** Start Items **
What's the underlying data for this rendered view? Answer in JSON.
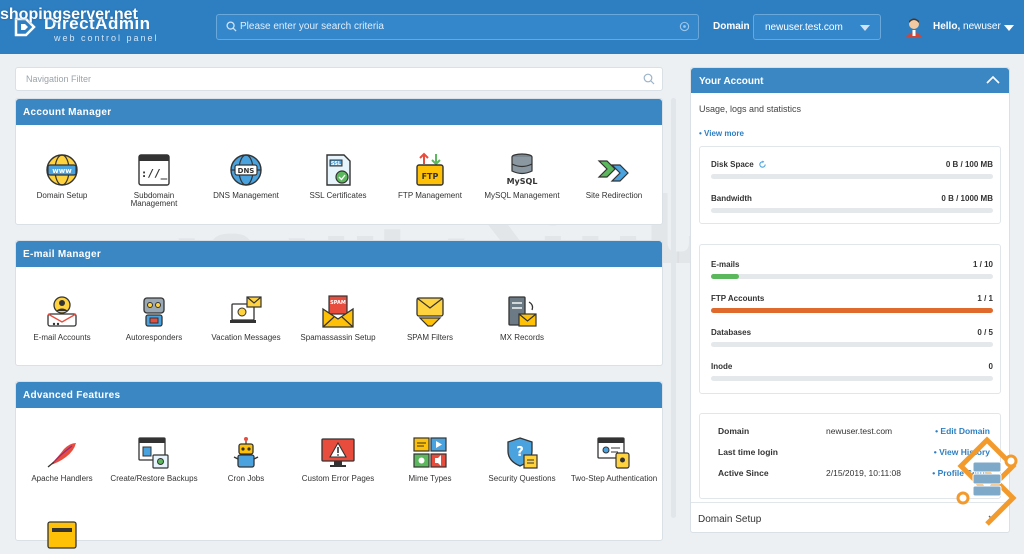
{
  "header": {
    "watermark": "shopingserver.net",
    "brand_name": "DirectAdmin",
    "brand_sub": "web control panel",
    "search_placeholder": "Please enter your search criteria",
    "domain_label": "Domain",
    "domain_value": "newuser.test.com",
    "hello": "Hello,",
    "username": "newuser"
  },
  "nav_filter": {
    "placeholder": "Navigation Filter"
  },
  "sections": [
    {
      "title": "Account Manager",
      "items": [
        {
          "label": "Domain Setup",
          "icon": "www-globe-icon"
        },
        {
          "label": "Subdomain Management",
          "icon": "subdomain-window-icon"
        },
        {
          "label": "DNS Management",
          "icon": "dns-globe-icon"
        },
        {
          "label": "SSL Certificates",
          "icon": "ssl-certificate-icon"
        },
        {
          "label": "FTP Management",
          "icon": "ftp-folder-icon"
        },
        {
          "label": "MySQL Management",
          "icon": "mysql-database-icon"
        },
        {
          "label": "Site Redirection",
          "icon": "redirect-arrows-icon"
        }
      ]
    },
    {
      "title": "E-mail Manager",
      "items": [
        {
          "label": "E-mail Accounts",
          "icon": "email-account-icon"
        },
        {
          "label": "Autoresponders",
          "icon": "robot-icon"
        },
        {
          "label": "Vacation Messages",
          "icon": "vacation-laptop-icon"
        },
        {
          "label": "Spamassassin Setup",
          "icon": "spam-envelope-icon"
        },
        {
          "label": "SPAM Filters",
          "icon": "spam-filter-icon"
        },
        {
          "label": "MX Records",
          "icon": "mx-server-icon"
        }
      ]
    },
    {
      "title": "Advanced Features",
      "items": [
        {
          "label": "Apache Handlers",
          "icon": "apache-feather-icon"
        },
        {
          "label": "Create/Restore Backups",
          "icon": "backup-window-icon"
        },
        {
          "label": "Cron Jobs",
          "icon": "cron-robot-icon"
        },
        {
          "label": "Custom Error Pages",
          "icon": "error-monitor-icon"
        },
        {
          "label": "Mime Types",
          "icon": "mime-types-icon"
        },
        {
          "label": "Security Questions",
          "icon": "security-question-icon"
        },
        {
          "label": "Two-Step Authentication",
          "icon": "two-step-auth-icon"
        }
      ]
    }
  ],
  "account": {
    "title": "Your Account",
    "description": "Usage, logs and statistics",
    "view_more": "• View more",
    "usage_top": [
      {
        "name": "Disk Space",
        "value": "0 B / 100 MB",
        "fraction": 0
      },
      {
        "name": "Bandwidth",
        "value": "0 B / 1000 MB",
        "fraction": 0
      }
    ],
    "usage_bottom": [
      {
        "name": "E-mails",
        "value": "1 / 10",
        "fraction": 0.1,
        "color": "#5cb85c"
      },
      {
        "name": "FTP Accounts",
        "value": "1 / 1",
        "fraction": 1,
        "color": "#e06a2c"
      },
      {
        "name": "Databases",
        "value": "0 / 5",
        "fraction": 0,
        "color": "#5cb85c"
      },
      {
        "name": "Inode",
        "value": "0",
        "fraction": 0,
        "color": "#5cb85c"
      }
    ],
    "info": [
      {
        "key": "Domain",
        "value": "newuser.test.com",
        "action": "• Edit Domain"
      },
      {
        "key": "Last time login",
        "value": "",
        "action": "• View History"
      },
      {
        "key": "Active Since",
        "value": "2/15/2019, 10:11:08",
        "action": "• Profile Setup"
      }
    ],
    "domain_setup": "Domain Setup"
  },
  "watermark_fa": "شاپینگ سرور",
  "colors": {
    "header": "#2e7fc2",
    "panel_header": "#3a87c3",
    "link": "#2e7fc2"
  }
}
** End Items **
*Objective*: Look through the data above. Find each line with the string "globe" and copy it.

*Finished exercise*:
          "icon": "www-globe-icon"
          "icon": "dns-globe-icon"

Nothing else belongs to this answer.